What to produce: List every line in this data where the string "tcha" occurs.
········
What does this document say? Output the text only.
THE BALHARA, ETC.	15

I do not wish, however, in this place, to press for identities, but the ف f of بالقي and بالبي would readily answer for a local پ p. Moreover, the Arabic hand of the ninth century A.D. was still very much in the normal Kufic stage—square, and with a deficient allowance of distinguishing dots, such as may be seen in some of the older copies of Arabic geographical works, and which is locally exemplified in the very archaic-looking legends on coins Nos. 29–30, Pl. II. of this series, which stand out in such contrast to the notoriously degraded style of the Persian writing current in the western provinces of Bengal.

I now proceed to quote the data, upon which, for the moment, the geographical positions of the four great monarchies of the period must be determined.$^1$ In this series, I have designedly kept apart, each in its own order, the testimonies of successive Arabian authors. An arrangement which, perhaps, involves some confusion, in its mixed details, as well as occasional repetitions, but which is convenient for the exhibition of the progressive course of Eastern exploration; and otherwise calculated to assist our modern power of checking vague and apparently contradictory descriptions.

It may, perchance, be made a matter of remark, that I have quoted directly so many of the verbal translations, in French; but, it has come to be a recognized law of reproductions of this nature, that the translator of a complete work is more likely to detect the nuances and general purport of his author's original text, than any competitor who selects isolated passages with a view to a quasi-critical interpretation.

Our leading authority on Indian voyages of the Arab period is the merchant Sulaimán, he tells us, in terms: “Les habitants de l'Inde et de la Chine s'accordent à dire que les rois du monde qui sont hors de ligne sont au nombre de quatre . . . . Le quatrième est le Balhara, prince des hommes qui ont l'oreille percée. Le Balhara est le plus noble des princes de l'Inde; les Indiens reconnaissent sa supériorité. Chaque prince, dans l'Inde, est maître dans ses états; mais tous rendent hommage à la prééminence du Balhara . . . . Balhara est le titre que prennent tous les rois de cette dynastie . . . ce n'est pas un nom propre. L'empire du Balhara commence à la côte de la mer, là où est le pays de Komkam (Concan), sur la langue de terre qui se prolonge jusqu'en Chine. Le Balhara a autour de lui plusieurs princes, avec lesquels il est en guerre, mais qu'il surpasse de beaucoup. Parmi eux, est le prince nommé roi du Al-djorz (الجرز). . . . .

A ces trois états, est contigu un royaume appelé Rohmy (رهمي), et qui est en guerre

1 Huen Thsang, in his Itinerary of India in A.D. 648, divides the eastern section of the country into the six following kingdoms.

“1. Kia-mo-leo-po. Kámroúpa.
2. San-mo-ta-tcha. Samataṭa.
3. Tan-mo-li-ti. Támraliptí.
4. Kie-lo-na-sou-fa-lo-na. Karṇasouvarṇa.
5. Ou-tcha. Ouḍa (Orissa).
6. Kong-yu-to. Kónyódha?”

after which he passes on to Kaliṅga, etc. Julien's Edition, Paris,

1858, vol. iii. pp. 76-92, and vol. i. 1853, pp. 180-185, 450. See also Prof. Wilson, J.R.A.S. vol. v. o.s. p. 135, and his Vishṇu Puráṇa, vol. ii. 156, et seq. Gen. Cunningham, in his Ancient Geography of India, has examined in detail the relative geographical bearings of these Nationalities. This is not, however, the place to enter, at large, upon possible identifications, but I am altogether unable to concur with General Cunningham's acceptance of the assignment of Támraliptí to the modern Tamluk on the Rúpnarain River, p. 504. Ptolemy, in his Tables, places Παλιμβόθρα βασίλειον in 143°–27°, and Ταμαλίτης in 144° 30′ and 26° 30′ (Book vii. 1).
········
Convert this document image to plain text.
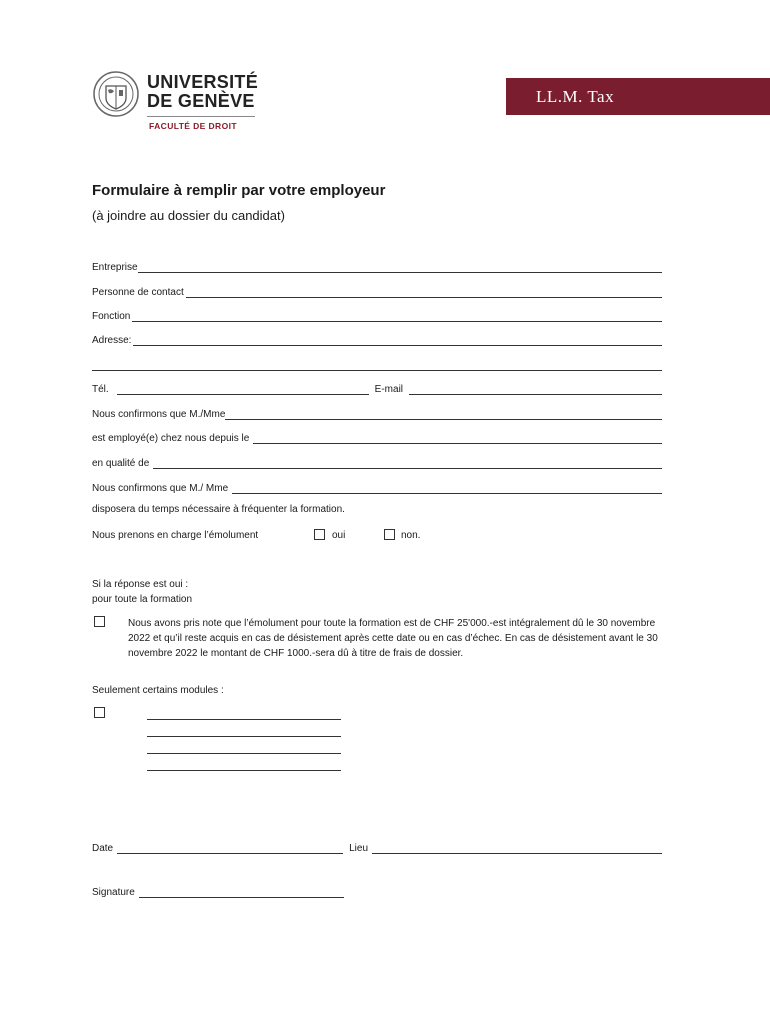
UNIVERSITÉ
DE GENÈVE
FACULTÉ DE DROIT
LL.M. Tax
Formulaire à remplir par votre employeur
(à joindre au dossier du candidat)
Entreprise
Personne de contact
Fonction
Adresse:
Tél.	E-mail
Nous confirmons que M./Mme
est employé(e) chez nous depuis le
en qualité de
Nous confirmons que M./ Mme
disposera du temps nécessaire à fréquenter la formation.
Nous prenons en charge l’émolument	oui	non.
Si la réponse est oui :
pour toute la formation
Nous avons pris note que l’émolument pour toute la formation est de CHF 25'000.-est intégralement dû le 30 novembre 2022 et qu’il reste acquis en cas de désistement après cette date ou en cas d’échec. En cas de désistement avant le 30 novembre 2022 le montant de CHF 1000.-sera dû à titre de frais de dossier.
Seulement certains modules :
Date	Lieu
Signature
········
Answer to the task:
2. San-mo-ta-tcha. Samataṭa.
5. Ou-tcha. Ouḍa (Orissa).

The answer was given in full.